(TASK): Pick out and copy every line below that has the word "Социальное".

━━ SOURCE DATA

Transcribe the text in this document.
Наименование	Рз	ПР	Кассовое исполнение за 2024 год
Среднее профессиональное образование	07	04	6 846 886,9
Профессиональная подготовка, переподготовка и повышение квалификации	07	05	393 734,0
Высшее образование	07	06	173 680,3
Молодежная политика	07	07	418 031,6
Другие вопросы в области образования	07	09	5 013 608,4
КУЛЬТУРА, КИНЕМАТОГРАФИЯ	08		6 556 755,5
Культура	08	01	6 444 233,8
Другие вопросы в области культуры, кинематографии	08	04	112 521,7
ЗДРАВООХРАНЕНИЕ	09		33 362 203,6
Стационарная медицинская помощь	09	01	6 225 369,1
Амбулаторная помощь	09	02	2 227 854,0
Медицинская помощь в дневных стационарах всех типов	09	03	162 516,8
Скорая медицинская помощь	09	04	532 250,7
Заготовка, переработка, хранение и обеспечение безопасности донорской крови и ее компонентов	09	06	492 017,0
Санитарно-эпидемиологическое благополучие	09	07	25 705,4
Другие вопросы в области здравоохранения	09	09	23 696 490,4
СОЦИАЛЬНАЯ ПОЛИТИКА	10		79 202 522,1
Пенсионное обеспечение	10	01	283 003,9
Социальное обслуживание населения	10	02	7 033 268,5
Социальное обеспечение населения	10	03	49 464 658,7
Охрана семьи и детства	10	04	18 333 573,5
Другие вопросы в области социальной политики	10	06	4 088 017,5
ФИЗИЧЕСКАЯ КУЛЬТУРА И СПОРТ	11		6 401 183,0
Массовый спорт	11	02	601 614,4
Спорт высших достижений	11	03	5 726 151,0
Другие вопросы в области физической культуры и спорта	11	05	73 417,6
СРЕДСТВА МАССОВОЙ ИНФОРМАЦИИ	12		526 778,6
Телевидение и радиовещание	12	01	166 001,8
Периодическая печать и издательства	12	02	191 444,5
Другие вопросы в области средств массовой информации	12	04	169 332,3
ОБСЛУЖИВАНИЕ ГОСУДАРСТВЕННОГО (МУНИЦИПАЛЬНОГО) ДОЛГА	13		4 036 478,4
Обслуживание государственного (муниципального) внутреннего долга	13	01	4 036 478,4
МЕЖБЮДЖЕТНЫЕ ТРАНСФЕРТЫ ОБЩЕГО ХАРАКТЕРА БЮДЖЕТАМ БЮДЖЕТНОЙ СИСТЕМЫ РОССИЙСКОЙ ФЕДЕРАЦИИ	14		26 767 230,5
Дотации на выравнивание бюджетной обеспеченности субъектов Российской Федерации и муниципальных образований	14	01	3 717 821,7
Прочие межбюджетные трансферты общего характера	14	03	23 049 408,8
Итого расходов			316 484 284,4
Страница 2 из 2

━━━━

(WRITTEN REPLY):
Социальное обслуживание населения	10	02	7 033 268,5
Социальное обеспечение населения	10	03	49 464 658,7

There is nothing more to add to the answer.